:: WHAT TO WORK ON ::
Your task is to quote the material that follows, in full and exactly.

:: SOURCE DATA ::
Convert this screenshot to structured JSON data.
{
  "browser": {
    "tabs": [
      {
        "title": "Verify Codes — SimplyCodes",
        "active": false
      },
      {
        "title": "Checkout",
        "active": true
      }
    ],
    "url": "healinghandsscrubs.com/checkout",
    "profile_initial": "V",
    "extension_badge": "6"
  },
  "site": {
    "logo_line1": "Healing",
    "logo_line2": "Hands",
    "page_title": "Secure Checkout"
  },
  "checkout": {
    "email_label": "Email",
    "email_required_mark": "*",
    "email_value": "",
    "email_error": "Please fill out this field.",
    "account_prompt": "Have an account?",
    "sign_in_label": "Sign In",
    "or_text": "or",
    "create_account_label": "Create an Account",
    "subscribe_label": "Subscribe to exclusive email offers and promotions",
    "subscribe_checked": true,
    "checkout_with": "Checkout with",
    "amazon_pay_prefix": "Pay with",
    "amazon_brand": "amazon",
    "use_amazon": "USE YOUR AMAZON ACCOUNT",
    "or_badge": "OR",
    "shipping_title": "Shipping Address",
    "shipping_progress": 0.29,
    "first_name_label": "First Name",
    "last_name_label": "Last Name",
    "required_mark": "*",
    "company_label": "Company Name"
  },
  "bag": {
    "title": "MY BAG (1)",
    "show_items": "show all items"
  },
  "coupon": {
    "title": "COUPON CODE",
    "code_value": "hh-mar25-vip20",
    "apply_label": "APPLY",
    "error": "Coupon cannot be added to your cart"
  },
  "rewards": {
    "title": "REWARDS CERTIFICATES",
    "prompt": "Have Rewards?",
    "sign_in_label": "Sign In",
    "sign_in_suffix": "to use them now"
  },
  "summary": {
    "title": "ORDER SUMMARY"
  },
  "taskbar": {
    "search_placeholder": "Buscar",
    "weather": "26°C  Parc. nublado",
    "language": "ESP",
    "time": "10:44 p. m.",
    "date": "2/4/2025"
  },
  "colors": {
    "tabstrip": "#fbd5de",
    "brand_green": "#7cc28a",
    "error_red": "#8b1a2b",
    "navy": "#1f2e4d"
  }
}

:: TASK OUTPUT ::
Convert this screenshot to structured JSON data.
{
  "browser": {
    "tabs": [
      {
        "title": "Verify Codes — SimplyCodes",
        "active": false
      },
      {
        "title": "Checkout",
        "active": true
      }
    ],
    "url": "healinghandsscrubs.com/checkout",
    "profile_initial": "V",
    "extension_badge": "6"
  },
  "site": {
    "logo_line1": "Healing",
    "logo_line2": "Hands",
    "page_title": "Secure Checkout"
  },
  "checkout": {
    "email_label": "Email",
    "email_required_mark": "*",
    "email_value": "",
    "email_error": "Please fill out this field.",
    "account_prompt": "Have an account?",
    "sign_in_label": "Sign In",
    "or_text": "or",
    "create_account_label": "Create an Account",
    "subscribe_label": "Subscribe to exclusive email offers and promotions",
    "subscribe_checked": true,
    "checkout_with": "Checkout with",
    "amazon_pay_prefix": "Pay with",
    "amazon_brand": "amazon",
    "use_amazon": "USE YOUR AMAZON ACCOUNT",
    "or_badge": "OR",
    "shipping_title": "Shipping Address",
    "shipping_progress": 0.29,
    "first_name_label": "First Name",
    "last_name_label": "Last Name",
    "required_mark": "*",
    "company_label": "Company Name"
  },
  "bag": {
    "title": "MY BAG (1)",
    "show_items": "show all items"
  },
  "coupon": {
    "title": "COUPON CODE",
    "code_value": "hh-mar25-vip20",
    "apply_label": "APPLY",
    "error": "Coupon cannot be added to your cart"
  },
  "rewards": {
    "title": "REWARDS CERTIFICATES",
    "prompt": "Have Rewards?",
    "sign_in_label": "Sign In",
    "sign_in_suffix": "to use them now"
  },
  "summary": {
    "title": "ORDER SUMMARY"
  },
  "taskbar": {
    "search_placeholder": "Buscar",
    "weather": "26°C  Parc. nublado",
    "language": "ESP",
    "time": "10:44 p. m.",
    "date": "2/4/2025"
  },
  "colors": {
    "tabstrip": "#fbd5de",
    "brand_green": "#7cc28a",
    "error_red": "#8b1a2b",
    "navy": "#1f2e4d"
  }
}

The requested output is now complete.